-- Start of Data section --
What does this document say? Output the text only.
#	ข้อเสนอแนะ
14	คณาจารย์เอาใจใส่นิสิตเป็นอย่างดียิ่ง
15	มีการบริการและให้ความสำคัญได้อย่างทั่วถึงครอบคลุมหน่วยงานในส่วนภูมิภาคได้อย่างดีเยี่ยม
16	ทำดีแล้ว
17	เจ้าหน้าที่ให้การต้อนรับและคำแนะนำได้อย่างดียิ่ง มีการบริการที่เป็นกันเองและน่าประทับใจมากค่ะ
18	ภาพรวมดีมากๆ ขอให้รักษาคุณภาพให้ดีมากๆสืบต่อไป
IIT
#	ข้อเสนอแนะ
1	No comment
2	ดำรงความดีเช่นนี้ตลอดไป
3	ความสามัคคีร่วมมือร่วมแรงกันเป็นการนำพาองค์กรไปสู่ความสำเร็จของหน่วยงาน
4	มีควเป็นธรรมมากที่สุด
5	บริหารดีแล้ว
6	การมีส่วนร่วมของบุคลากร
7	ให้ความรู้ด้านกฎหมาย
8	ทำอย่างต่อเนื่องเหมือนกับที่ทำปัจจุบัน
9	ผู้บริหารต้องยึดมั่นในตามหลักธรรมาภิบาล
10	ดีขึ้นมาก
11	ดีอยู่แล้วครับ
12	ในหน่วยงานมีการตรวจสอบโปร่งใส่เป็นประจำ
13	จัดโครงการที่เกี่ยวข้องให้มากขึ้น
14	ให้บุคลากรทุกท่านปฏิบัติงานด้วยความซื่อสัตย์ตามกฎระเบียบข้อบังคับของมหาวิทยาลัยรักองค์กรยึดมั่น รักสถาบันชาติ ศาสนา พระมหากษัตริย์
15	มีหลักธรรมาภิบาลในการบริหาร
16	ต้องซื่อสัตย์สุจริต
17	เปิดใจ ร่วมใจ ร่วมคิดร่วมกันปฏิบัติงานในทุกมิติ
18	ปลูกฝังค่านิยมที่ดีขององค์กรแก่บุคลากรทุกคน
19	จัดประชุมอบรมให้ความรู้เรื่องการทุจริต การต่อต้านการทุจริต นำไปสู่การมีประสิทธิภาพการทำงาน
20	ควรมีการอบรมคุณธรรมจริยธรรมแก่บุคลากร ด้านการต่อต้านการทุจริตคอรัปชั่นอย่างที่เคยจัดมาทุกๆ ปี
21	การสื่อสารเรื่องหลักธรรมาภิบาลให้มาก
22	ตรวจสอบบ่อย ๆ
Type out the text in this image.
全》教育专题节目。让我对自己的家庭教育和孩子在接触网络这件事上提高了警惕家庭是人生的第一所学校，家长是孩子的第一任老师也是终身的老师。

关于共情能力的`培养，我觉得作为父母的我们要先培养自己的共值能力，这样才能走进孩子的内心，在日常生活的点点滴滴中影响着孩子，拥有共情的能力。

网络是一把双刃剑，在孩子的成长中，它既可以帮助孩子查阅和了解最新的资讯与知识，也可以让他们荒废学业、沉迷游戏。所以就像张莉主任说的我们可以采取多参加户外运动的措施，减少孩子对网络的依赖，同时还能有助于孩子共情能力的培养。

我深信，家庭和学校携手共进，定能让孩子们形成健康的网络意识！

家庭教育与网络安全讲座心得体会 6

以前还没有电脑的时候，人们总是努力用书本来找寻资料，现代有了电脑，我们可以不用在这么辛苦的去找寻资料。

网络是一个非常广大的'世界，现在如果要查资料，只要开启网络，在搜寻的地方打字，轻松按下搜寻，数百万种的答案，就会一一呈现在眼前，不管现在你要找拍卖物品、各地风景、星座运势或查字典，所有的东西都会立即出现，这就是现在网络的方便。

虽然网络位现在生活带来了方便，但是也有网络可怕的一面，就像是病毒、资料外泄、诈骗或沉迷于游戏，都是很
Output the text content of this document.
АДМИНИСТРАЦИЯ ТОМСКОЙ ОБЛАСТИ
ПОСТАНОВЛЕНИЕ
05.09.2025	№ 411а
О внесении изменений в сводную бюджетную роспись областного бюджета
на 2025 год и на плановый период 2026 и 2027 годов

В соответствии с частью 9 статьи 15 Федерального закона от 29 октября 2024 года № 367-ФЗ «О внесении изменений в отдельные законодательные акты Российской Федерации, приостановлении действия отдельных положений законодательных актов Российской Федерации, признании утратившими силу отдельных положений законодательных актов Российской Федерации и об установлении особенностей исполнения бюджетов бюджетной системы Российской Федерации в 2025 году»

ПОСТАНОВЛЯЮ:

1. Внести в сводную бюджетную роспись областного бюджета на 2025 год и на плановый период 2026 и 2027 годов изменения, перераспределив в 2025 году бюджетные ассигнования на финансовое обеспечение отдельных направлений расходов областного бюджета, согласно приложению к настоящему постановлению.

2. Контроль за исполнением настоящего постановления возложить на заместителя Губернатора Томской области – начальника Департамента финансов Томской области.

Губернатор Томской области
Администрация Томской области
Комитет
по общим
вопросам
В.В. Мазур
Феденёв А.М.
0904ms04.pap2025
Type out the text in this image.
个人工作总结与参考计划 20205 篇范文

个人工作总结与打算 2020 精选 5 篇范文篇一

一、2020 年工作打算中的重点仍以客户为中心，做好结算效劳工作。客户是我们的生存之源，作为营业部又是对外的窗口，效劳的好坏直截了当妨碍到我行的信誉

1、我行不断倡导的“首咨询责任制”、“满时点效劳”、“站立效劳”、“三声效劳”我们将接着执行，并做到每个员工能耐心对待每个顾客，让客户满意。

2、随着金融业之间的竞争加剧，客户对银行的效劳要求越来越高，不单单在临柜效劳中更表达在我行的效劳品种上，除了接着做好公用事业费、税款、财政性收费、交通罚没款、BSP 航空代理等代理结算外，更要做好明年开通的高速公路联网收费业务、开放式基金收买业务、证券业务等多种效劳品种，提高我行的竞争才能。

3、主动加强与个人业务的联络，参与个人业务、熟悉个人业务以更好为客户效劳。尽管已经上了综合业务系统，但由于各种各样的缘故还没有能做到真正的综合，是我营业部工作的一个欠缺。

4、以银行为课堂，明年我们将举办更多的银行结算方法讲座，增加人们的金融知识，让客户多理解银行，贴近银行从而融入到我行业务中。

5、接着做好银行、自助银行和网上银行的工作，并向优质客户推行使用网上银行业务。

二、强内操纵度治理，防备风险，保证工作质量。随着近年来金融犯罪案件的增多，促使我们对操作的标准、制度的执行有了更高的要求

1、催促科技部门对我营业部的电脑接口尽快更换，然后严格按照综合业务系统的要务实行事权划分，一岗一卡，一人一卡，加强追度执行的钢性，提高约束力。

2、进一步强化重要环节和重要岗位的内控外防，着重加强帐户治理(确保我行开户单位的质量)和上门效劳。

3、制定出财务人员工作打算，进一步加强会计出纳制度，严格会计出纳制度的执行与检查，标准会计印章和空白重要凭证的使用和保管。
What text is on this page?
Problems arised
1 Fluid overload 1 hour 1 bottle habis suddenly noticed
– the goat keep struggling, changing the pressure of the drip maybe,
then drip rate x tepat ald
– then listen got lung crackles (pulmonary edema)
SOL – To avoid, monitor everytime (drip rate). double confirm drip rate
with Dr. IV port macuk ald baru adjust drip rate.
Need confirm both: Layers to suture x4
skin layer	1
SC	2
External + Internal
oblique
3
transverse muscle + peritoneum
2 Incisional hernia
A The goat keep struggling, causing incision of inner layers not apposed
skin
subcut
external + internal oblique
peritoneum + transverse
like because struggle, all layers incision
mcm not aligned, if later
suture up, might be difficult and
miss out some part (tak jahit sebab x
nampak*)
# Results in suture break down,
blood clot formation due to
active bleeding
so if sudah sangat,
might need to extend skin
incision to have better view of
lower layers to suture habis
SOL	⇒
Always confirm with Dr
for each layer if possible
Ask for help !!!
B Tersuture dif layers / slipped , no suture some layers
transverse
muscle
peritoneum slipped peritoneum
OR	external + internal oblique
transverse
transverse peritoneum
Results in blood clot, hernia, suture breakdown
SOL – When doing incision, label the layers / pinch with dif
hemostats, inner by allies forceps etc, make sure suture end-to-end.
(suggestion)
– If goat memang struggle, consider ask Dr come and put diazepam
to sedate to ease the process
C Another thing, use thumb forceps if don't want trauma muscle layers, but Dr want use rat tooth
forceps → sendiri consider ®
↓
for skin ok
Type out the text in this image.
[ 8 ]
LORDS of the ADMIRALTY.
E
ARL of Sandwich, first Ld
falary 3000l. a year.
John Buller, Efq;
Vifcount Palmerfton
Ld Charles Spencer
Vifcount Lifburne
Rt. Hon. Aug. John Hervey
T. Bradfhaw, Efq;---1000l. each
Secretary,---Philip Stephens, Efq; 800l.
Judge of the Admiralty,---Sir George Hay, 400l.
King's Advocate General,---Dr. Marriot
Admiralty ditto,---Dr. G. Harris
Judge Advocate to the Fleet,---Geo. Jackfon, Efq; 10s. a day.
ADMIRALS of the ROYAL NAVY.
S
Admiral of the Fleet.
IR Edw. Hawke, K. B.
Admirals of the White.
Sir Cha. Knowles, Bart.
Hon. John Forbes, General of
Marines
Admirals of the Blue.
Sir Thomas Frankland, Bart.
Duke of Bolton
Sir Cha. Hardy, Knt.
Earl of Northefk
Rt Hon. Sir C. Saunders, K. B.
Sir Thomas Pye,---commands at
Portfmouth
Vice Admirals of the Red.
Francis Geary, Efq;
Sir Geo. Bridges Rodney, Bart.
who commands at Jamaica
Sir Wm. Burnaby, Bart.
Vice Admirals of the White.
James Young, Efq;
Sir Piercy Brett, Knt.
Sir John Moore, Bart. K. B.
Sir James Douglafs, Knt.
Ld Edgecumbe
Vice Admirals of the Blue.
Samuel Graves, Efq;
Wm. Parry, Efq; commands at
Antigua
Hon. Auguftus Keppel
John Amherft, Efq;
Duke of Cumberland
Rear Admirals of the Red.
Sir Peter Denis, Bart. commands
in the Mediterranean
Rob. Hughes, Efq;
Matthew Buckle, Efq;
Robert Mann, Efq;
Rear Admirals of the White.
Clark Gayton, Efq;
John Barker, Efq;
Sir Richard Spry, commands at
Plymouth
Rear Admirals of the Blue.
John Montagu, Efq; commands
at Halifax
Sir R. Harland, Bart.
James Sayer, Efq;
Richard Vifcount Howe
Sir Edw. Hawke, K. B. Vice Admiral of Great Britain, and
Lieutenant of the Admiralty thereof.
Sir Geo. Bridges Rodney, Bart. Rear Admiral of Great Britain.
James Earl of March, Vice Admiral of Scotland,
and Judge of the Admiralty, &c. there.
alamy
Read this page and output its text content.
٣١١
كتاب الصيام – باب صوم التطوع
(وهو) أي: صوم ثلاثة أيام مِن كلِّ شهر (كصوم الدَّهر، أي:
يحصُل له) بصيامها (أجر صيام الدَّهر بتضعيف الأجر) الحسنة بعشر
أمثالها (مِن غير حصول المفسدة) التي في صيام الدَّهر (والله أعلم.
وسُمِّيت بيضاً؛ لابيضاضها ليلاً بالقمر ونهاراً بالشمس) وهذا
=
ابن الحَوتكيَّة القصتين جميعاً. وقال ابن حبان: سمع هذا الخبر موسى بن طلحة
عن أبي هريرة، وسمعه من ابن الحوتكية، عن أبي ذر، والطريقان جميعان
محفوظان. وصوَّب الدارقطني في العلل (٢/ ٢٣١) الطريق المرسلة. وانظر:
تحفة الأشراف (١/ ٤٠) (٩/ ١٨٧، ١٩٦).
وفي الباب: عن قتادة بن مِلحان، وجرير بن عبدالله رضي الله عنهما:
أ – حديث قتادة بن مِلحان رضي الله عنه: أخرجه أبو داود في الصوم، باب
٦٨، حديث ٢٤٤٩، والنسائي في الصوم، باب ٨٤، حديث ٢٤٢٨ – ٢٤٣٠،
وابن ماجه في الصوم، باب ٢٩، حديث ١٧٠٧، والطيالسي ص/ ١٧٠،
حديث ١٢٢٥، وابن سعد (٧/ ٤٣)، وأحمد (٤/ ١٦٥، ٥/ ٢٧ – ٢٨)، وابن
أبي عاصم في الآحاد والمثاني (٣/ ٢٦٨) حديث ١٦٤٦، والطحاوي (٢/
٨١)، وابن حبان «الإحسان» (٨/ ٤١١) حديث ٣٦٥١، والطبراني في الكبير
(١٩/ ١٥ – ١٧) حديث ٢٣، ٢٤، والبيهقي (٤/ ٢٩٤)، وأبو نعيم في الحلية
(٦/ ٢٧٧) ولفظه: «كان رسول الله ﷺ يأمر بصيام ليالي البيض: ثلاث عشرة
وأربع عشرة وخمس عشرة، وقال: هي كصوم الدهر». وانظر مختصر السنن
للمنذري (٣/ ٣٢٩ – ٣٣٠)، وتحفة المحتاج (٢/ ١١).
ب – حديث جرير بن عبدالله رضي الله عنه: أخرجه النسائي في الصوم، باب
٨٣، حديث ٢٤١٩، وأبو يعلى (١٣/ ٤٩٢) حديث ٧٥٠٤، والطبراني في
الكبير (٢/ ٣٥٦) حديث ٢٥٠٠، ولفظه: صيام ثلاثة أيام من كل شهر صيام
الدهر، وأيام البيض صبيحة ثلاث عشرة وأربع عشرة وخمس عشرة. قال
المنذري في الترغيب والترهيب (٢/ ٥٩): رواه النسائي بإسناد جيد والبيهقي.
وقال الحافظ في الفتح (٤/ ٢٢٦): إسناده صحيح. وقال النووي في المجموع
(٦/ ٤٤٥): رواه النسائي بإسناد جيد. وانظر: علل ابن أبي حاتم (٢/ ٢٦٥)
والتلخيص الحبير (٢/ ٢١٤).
-- End of Data section --
What is the number of lines in the data that hold the string "Great"? Answer with the number only.

2